Stored records
——————————
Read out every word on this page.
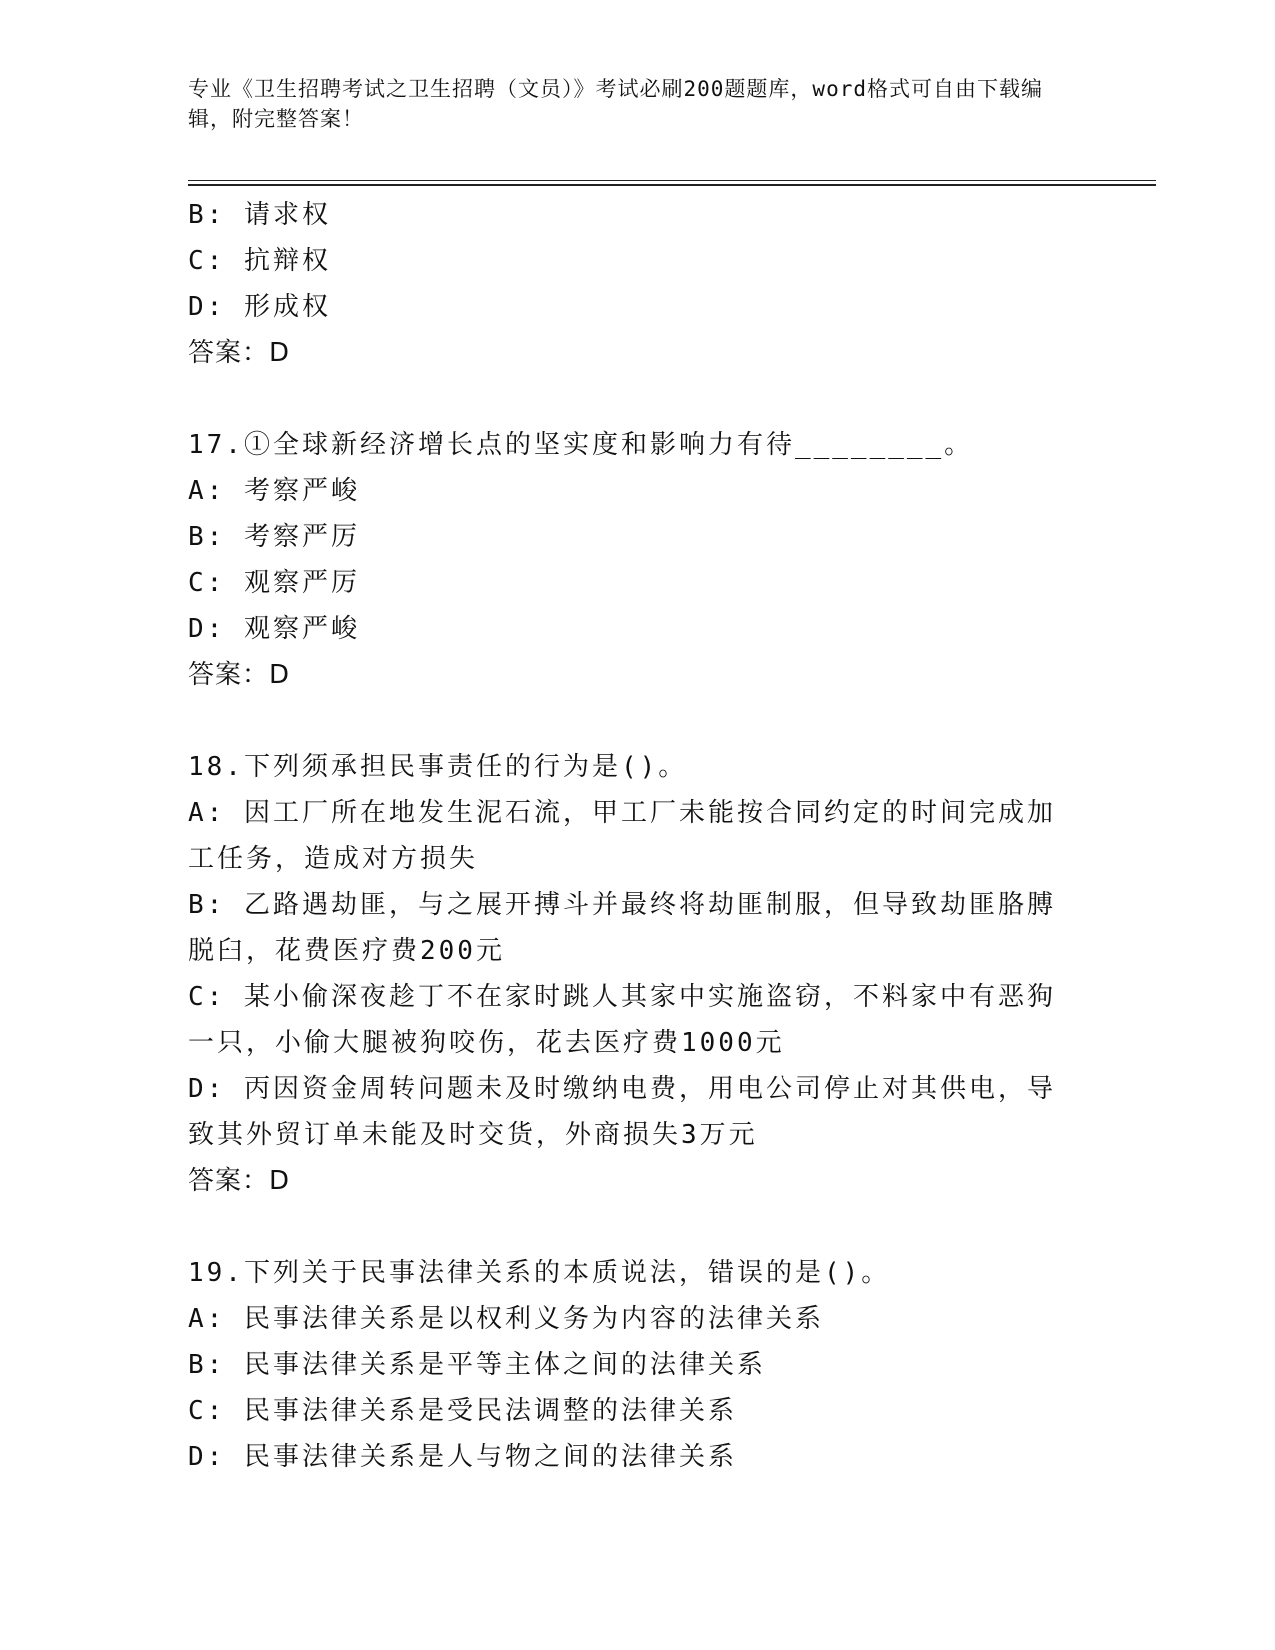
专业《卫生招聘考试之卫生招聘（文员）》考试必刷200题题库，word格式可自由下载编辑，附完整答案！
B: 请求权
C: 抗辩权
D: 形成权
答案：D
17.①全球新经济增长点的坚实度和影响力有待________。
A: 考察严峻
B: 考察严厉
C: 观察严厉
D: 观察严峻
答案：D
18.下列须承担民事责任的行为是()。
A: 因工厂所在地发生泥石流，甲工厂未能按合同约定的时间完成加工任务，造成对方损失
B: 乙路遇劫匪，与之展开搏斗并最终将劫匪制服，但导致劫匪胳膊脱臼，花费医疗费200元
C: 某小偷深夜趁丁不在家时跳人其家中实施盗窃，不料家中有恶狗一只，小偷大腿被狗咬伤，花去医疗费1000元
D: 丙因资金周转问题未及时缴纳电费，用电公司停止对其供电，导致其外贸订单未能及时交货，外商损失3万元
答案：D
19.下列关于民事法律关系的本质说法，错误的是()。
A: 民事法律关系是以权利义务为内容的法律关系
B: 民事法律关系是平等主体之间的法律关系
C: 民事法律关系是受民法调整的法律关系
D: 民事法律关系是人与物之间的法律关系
——————————
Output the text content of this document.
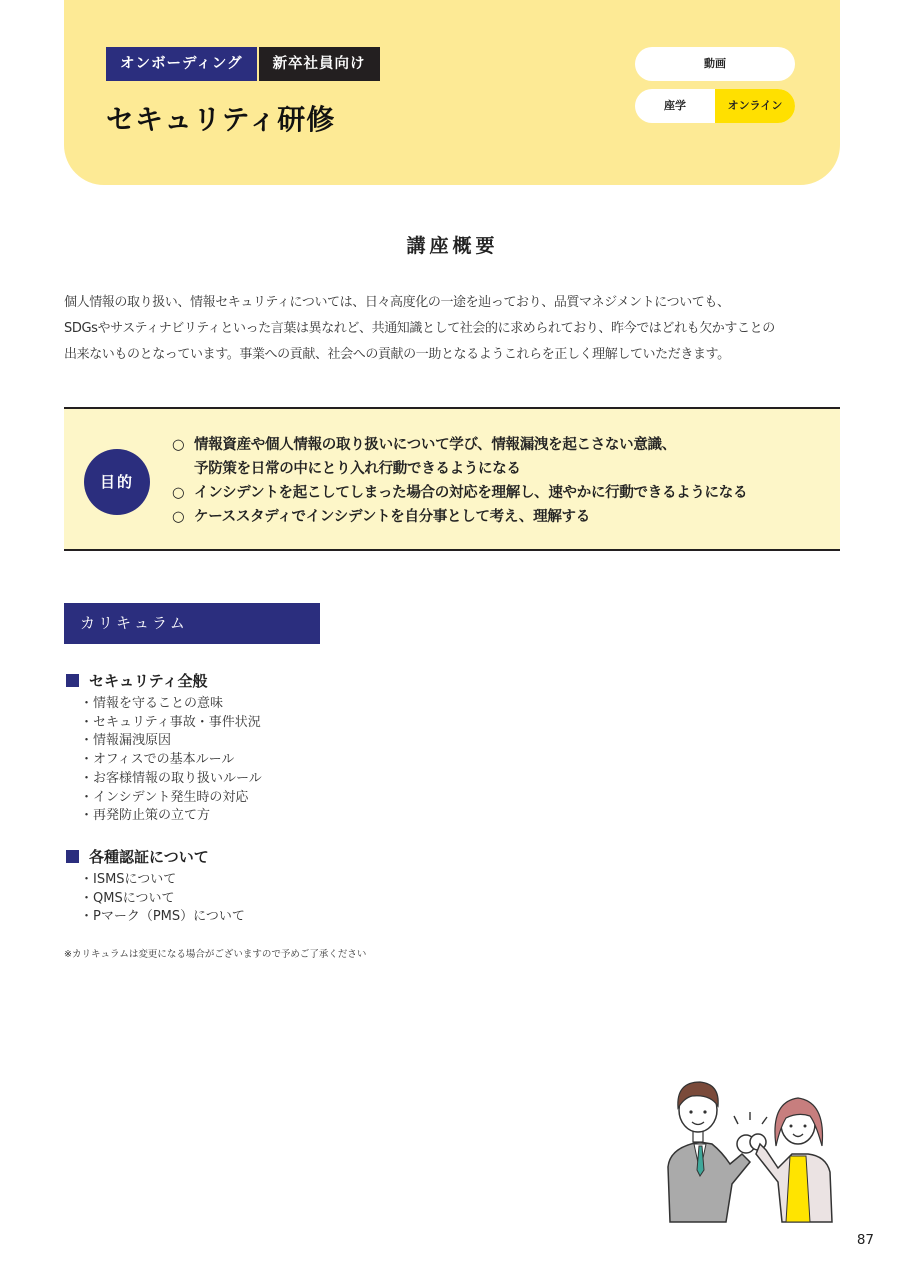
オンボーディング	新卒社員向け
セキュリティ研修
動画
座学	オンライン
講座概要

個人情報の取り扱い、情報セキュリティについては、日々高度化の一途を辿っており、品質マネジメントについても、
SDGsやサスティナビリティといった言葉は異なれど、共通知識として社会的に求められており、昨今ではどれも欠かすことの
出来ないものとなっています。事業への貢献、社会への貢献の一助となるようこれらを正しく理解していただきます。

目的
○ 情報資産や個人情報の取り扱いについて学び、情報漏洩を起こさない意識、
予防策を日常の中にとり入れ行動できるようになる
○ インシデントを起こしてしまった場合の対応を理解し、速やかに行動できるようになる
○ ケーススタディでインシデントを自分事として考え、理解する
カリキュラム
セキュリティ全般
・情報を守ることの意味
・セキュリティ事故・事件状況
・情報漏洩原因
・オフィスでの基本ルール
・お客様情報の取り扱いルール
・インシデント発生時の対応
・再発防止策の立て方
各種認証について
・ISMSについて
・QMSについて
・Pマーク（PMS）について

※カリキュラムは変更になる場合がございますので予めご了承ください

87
——————————
• Task requirements: Tally up the lines with the word "this" in them, and answer with that number by itself.

• Full answer: 2